Exercise
Every record must appear in your copy exactly as written, with no pictures.

Material for the task

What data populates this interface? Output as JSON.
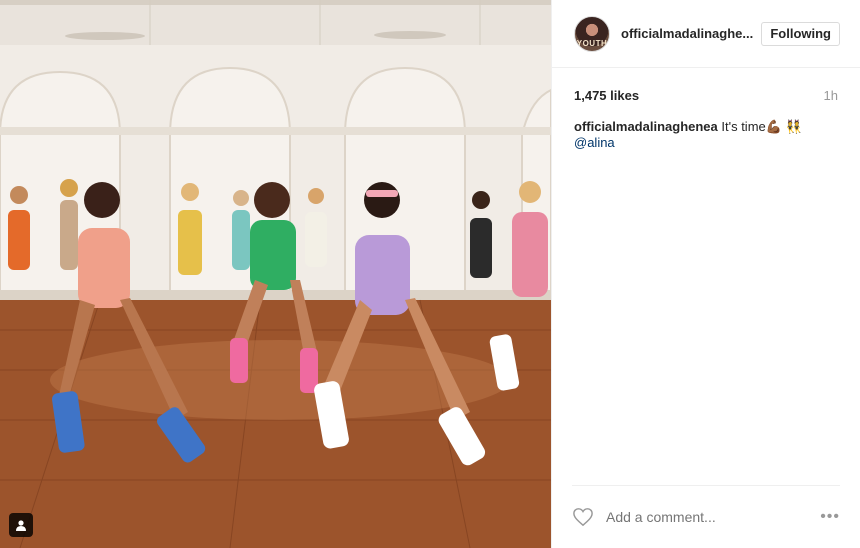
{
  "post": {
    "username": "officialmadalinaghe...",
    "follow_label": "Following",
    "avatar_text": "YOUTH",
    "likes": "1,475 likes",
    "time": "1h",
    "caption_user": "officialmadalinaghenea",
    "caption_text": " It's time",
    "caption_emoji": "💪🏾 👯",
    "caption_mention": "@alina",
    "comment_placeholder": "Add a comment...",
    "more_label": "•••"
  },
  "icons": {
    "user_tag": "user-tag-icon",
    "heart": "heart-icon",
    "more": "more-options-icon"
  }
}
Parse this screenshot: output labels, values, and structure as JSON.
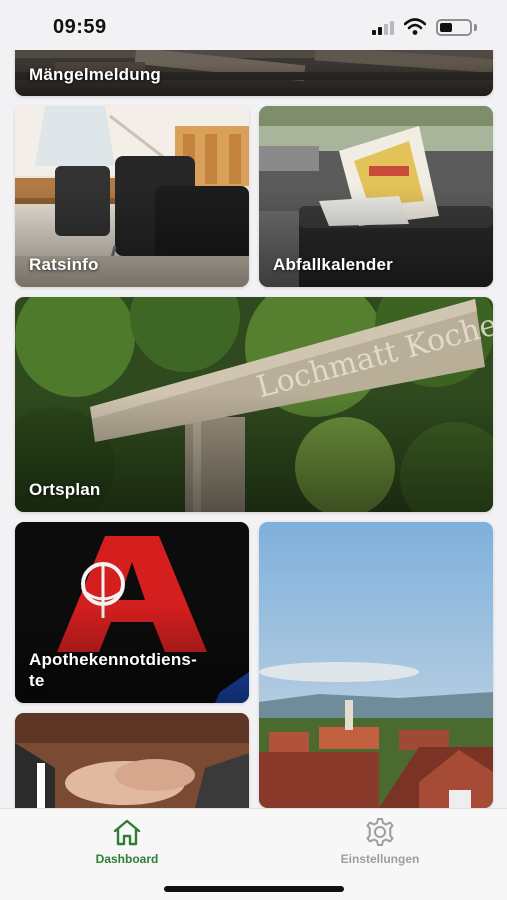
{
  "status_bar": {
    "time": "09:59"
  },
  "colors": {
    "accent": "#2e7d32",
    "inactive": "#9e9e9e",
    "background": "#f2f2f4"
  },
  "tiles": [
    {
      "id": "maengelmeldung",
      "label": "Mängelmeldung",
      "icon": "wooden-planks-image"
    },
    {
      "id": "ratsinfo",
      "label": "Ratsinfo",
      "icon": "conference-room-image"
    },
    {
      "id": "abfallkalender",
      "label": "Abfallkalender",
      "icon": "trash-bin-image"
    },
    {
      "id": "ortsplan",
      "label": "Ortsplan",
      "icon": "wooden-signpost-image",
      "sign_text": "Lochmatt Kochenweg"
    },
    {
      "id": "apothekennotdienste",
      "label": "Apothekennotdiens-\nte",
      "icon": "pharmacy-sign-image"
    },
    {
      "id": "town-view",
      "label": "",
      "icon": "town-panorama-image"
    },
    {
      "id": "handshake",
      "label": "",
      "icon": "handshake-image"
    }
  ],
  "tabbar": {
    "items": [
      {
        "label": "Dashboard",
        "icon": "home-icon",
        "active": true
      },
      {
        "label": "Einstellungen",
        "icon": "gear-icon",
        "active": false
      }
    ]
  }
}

Solution to the exercise
What data populates this interface? Output as JSON.
{
  "post": {
    "username": "officialmadalinaghe...",
    "follow_label": "Following",
    "avatar_text": "YOUTH",
    "likes": "1,475 likes",
    "time": "1h",
    "caption_user": "officialmadalinaghenea",
    "caption_text": " It's time",
    "caption_emoji": "💪🏾 👯",
    "caption_mention": "@alina",
    "comment_placeholder": "Add a comment...",
    "more_label": "•••"
  },
  "icons": {
    "user_tag": "user-tag-icon",
    "heart": "heart-icon",
    "more": "more-options-icon"
  }
}
Parse this screenshot: output labels, values, and structure as JSON.
{
  "status_bar": {
    "time": "09:59"
  },
  "colors": {
    "accent": "#2e7d32",
    "inactive": "#9e9e9e",
    "background": "#f2f2f4"
  },
  "tiles": [
    {
      "id": "maengelmeldung",
      "label": "Mängelmeldung",
      "icon": "wooden-planks-image"
    },
    {
      "id": "ratsinfo",
      "label": "Ratsinfo",
      "icon": "conference-room-image"
    },
    {
      "id": "abfallkalender",
      "label": "Abfallkalender",
      "icon": "trash-bin-image"
    },
    {
      "id": "ortsplan",
      "label": "Ortsplan",
      "icon": "wooden-signpost-image",
      "sign_text": "Lochmatt Kochenweg"
    },
    {
      "id": "apothekennotdienste",
      "label": "Apothekennotdiens-\nte",
      "icon": "pharmacy-sign-image"
    },
    {
      "id": "town-view",
      "label": "",
      "icon": "town-panorama-image"
    },
    {
      "id": "handshake",
      "label": "",
      "icon": "handshake-image"
    }
  ],
  "tabbar": {
    "items": [
      {
        "label": "Dashboard",
        "icon": "home-icon",
        "active": true
      },
      {
        "label": "Einstellungen",
        "icon": "gear-icon",
        "active": false
      }
    ]
  }
}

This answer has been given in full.